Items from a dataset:
● ● ● ●

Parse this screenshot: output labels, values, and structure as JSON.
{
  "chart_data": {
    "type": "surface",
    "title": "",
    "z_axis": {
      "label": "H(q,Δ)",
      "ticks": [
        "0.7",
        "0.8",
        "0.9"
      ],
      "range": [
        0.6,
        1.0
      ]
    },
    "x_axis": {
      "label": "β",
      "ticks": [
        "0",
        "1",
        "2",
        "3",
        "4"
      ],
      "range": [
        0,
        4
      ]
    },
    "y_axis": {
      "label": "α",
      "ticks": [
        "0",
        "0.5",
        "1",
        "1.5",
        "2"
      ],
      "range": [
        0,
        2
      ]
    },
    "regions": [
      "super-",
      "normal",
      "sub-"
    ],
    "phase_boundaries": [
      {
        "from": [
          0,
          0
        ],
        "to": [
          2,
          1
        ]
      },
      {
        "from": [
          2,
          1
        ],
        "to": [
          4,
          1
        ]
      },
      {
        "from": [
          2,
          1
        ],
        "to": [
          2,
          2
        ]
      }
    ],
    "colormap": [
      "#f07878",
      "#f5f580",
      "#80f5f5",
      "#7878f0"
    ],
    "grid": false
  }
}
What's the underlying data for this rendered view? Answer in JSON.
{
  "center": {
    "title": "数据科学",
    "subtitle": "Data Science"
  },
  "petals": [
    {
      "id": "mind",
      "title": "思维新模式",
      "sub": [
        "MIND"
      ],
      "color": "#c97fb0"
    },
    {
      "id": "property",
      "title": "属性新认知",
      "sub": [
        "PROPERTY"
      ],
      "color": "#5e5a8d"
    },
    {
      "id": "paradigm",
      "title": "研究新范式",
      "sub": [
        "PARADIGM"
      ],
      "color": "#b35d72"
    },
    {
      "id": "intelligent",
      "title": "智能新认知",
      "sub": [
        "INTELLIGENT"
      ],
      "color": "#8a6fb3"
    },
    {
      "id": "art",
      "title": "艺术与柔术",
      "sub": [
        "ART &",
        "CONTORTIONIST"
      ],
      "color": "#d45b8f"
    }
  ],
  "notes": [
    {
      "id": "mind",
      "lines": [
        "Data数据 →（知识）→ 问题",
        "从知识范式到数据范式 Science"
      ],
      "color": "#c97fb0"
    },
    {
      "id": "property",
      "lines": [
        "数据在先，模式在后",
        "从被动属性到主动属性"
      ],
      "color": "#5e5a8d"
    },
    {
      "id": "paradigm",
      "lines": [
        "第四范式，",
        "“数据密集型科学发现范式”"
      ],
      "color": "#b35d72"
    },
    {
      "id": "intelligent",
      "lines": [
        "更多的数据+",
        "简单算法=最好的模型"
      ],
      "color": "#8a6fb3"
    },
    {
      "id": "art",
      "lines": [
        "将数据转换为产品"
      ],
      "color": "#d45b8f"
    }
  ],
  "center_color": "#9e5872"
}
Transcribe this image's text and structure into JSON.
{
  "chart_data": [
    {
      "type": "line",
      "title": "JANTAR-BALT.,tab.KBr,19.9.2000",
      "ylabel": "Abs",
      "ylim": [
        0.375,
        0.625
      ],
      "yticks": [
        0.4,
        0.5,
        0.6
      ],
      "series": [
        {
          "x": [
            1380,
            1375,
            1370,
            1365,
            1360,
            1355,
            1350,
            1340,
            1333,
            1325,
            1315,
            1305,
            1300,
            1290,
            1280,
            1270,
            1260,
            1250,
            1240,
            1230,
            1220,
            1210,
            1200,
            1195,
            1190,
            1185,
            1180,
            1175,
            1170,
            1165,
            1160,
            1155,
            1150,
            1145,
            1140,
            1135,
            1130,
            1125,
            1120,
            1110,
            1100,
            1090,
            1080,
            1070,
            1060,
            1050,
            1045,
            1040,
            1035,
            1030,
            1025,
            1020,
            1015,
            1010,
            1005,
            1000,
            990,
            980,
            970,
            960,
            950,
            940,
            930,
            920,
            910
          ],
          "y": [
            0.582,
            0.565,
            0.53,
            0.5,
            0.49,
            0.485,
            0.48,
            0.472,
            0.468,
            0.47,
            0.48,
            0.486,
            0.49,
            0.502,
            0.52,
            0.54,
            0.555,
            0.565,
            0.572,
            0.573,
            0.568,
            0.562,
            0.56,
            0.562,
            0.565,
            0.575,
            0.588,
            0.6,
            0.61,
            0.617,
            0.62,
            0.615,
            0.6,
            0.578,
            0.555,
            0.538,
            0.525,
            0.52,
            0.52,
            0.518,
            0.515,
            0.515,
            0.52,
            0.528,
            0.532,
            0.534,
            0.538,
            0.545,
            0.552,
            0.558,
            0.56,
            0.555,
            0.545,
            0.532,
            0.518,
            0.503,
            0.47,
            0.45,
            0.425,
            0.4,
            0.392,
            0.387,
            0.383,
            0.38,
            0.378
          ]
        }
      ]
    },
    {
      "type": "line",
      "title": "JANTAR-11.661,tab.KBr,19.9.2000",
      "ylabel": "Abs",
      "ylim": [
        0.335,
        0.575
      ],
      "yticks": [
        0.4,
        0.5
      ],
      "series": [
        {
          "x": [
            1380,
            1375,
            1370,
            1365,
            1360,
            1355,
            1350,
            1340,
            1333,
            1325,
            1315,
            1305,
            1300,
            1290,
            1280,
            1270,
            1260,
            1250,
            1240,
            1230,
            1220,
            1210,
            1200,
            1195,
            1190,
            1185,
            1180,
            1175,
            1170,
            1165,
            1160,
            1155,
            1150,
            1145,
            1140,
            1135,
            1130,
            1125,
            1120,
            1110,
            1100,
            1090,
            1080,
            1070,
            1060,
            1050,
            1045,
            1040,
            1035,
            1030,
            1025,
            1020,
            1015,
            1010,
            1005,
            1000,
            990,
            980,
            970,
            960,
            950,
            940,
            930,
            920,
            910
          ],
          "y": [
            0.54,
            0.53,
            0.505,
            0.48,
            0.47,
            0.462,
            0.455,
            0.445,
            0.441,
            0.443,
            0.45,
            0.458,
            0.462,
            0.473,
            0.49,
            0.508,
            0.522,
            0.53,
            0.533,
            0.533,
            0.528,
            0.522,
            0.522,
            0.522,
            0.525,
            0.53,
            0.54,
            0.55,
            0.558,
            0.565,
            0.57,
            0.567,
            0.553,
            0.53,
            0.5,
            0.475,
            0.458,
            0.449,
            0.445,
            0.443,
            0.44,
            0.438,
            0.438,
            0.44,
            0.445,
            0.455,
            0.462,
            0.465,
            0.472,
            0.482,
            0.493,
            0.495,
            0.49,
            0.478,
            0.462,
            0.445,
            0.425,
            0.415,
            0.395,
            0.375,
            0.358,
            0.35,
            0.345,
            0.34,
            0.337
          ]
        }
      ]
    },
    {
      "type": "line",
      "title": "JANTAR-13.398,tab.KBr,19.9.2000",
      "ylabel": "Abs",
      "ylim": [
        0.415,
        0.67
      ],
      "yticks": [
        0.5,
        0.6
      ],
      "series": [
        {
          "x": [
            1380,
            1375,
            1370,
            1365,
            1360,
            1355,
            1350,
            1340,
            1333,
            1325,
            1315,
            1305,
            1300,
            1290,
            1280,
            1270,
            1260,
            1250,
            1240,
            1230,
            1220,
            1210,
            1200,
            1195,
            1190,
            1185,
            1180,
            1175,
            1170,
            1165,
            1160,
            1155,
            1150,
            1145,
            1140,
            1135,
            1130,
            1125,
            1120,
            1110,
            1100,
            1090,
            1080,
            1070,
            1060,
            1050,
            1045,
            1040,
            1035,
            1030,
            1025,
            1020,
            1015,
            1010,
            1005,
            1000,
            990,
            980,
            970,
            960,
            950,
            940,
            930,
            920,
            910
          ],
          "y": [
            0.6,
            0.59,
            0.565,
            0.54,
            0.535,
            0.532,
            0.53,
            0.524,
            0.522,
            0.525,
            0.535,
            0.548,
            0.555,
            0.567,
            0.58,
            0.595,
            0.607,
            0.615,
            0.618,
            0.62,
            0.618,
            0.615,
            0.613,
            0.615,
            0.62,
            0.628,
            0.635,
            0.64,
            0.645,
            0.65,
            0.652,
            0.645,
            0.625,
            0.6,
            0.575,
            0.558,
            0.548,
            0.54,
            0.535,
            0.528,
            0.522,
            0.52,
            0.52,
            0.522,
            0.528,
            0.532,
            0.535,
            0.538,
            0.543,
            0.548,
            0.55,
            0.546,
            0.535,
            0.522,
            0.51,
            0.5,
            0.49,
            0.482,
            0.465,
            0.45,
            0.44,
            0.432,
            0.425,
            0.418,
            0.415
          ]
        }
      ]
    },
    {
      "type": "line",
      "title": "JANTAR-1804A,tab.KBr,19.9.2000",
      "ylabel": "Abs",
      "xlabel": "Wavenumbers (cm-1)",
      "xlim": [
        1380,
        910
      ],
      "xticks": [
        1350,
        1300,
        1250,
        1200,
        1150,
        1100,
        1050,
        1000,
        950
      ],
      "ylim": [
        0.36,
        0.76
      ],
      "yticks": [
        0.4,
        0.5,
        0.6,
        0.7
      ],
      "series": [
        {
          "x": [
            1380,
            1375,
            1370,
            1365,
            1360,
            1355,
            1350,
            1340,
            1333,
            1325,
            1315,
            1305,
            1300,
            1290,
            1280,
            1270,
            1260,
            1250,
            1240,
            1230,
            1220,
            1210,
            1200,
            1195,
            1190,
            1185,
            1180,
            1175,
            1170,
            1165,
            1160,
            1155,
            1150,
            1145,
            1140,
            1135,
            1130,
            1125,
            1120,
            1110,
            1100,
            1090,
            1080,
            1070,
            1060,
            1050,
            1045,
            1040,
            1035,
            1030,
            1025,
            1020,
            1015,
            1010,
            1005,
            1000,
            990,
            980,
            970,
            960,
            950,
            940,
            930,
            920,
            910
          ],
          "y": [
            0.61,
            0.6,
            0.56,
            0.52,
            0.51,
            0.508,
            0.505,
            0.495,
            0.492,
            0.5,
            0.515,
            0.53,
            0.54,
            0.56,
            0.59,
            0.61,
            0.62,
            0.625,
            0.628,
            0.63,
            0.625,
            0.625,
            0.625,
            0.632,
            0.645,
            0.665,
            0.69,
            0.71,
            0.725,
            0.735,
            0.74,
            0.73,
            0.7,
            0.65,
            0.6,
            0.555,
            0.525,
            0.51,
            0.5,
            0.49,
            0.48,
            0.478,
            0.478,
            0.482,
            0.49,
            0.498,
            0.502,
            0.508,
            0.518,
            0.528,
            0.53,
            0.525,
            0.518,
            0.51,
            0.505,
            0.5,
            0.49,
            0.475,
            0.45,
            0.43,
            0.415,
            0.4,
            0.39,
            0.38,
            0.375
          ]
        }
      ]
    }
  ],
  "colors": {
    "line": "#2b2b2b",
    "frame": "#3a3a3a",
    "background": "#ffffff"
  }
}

● ● ● ●

**AIM OF THE EXERCISE**
Copy every line of the data that holds the string "JSON".

**REPLY**
Parse this screenshot: output labels, values, and structure as JSON.
What's the underlying data for this rendered view? Answer in JSON.
Transcribe this image's text and structure into JSON.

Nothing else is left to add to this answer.